TEXTO FORNECIDO:
»»

Ganhar mais foco e dominar a tomada de decisões rápidas sob pressão são os grandes trunfos de quem pratica o jiu-jítsu brasileiro. Conhecida mundialmente pela sigla BJJ, a atividade física se destaca não somente como um exercício para o corpo, mas como uma ferramenta de alta performance para a mente. Praticantes e especialistas apontam que os treinos funcionam como uma meditação ativa. O processo ensina o cérebro a manter a calma e a escolher a melhor estratégia em poucos segundos.
Isso ocorre porque o exercício exige concentração total para que o indivíduo antecipe os passos do oponente e desenhe soluções em frações de segundo. Contudo, a força bruta fica em segundo plano. O foco principal está na precisão técnica, no uso de alavancas e no controle emocional para alcançar a finalização.
Atividade física e emocional
Um dos grandes segredos do esporte é a sua capacidade de simular situações complexas em tempo recorde. Em entrevista ao 'La Nacion', o faixa-preta Javier Cardozo explicou que o método de treinamento busca automatizar respostas eficientes para o cotidiano.

««

DADOS FORNECIDOS:
»»

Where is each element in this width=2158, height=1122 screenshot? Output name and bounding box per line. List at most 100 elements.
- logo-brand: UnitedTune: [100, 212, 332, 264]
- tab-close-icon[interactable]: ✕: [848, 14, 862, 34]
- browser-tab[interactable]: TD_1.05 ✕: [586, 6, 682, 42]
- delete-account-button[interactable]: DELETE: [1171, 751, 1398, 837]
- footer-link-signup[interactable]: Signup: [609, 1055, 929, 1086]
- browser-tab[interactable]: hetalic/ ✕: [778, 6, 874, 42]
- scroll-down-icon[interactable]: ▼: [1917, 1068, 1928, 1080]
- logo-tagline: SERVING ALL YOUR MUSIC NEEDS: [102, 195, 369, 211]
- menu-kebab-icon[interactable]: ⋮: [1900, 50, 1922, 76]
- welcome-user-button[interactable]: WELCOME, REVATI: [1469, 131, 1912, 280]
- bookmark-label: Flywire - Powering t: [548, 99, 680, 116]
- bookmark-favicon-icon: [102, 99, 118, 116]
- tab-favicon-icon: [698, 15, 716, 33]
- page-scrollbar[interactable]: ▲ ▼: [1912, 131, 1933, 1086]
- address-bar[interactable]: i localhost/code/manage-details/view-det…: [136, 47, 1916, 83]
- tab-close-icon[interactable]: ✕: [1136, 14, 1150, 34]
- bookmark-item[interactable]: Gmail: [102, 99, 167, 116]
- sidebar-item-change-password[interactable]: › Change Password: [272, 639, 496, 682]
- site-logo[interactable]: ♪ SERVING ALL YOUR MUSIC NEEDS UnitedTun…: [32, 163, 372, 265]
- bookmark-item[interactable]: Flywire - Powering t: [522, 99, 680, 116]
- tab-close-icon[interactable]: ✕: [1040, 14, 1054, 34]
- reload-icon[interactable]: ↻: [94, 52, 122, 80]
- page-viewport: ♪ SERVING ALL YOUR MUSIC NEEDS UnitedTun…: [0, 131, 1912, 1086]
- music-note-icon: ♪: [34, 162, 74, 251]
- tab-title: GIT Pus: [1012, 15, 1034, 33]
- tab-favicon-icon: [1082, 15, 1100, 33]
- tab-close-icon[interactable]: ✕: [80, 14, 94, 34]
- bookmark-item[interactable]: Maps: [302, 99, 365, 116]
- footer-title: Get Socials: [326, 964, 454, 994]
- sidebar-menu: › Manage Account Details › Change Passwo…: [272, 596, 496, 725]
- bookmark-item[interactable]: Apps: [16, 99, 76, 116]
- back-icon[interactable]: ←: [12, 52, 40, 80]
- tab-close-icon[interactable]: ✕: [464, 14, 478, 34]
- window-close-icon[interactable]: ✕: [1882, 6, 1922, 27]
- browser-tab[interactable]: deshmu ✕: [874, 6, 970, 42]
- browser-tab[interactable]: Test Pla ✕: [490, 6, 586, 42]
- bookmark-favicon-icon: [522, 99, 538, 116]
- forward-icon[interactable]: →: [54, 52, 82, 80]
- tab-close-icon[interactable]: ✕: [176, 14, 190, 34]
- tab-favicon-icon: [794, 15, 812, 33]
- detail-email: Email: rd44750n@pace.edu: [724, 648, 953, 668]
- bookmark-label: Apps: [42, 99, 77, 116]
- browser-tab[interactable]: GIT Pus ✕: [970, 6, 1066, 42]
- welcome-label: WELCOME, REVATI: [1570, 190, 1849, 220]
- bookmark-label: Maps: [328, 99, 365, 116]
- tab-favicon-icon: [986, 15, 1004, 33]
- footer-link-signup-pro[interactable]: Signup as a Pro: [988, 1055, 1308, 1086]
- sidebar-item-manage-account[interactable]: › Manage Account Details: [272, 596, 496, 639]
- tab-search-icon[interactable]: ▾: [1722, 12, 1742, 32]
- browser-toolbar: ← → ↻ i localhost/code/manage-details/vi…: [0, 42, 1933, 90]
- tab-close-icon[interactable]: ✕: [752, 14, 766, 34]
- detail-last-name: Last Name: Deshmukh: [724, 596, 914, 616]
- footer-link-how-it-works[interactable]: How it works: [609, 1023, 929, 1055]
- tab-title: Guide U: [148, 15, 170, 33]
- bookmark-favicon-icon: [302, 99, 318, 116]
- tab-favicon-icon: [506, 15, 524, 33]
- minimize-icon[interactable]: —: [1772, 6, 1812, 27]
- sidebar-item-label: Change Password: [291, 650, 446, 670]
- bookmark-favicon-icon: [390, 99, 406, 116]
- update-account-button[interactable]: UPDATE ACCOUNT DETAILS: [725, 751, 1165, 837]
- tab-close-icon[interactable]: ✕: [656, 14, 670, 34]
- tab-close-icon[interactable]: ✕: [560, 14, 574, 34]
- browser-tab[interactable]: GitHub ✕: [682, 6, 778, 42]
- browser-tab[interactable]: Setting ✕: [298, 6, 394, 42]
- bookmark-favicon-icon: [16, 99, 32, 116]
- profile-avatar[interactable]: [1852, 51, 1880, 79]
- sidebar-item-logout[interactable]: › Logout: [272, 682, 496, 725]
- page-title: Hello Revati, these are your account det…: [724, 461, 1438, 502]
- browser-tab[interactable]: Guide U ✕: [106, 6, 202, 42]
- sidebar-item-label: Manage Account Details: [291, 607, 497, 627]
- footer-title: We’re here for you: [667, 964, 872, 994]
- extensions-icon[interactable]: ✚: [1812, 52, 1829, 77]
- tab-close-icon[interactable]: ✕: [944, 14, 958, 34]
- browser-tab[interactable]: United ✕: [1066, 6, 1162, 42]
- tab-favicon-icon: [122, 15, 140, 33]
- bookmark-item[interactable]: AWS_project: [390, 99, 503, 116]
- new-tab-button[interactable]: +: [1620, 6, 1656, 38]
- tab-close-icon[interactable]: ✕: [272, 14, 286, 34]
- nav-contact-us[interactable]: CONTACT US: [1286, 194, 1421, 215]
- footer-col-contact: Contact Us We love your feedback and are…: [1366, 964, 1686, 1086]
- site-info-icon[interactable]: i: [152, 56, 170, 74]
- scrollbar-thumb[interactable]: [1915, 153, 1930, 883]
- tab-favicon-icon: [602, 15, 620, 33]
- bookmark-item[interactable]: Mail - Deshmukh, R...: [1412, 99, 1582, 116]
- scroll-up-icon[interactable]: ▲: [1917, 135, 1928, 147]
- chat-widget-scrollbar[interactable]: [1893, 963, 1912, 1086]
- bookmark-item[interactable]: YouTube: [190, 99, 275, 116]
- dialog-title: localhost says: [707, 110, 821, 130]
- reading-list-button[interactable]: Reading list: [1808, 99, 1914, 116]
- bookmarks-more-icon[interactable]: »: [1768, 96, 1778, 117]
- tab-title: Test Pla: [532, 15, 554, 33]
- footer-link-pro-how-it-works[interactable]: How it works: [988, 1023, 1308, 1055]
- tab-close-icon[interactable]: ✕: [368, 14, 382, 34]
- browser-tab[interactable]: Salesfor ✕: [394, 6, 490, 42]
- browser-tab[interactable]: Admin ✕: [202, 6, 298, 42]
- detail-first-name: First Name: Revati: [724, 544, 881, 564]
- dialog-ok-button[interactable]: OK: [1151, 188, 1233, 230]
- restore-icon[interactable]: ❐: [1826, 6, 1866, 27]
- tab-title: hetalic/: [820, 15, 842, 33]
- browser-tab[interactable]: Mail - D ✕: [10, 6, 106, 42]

««

INSTRUÇÃO 1:
No texto sobre o jiu-jítsu brasileiro, reescreva tudo o que vai de "Isso ocorre porque" até "alcançar a finalização.", trocando "oponente" por "adversário".
INSTRUÇÃO 2:
Traduza para o inglês esta frase do texto sobre o jiu-jítsu brasileiro: "O foco principal está na precisão técnica, no uso de alavancas e no controle emocional para alcançar a finalização."
INSTRUÇÃO 3:
Prossiga com o texto sobre o jiu-jítsu brasileiro a partir do ponto em que ele termina.

RESPOSTA FINAL 1:
Isso ocorre porque o exercício exige concentração total para que o indivíduo antecipe os passos do adversário e desenhe soluções em frações de segundo. Contudo, a força bruta fica em segundo plano. O foco principal está na precisão técnica, no uso de alavancas e no controle emocional para alcançar a finalização.

RESPOSTA FINAL 2:
The main focus is on technical precision, the use of leverage, and emotional control to achieve the submission.

RESPOSTA FINAL 3:
- Raciocínio ágil: "Durante a prática, você está o tempo todo solucionando problemas em milésimos de segundo", destacou ao jornal;
- Equilíbrio de perfis: de acordo com o profissional, a atividade serve como um regulador de comportamento. "Se a pessoa é muito medrosa, ganha coragem. Se é muito agressiva, aprende a se acalmar", afirmou;
- Resiliência cotidiana: o hábito de repetir posições exaustivamente prepara o praticante para lidar melhor com as frustrações e desafios do dia a dia.
Da mesma forma, a professora de ioga Florencia Melo revelou para o jornal que a necessidade de atenção total transforma o tatame em um espaço de descompressão. "O jiu-jítsu profissional ensina a parar, a não entrar em pânico e a agir de forma racional para sair de situações difíceis", detalhou. Ela pontua que, por não envolver socos ou chutes, a atividade é altamente segura e inclusiva.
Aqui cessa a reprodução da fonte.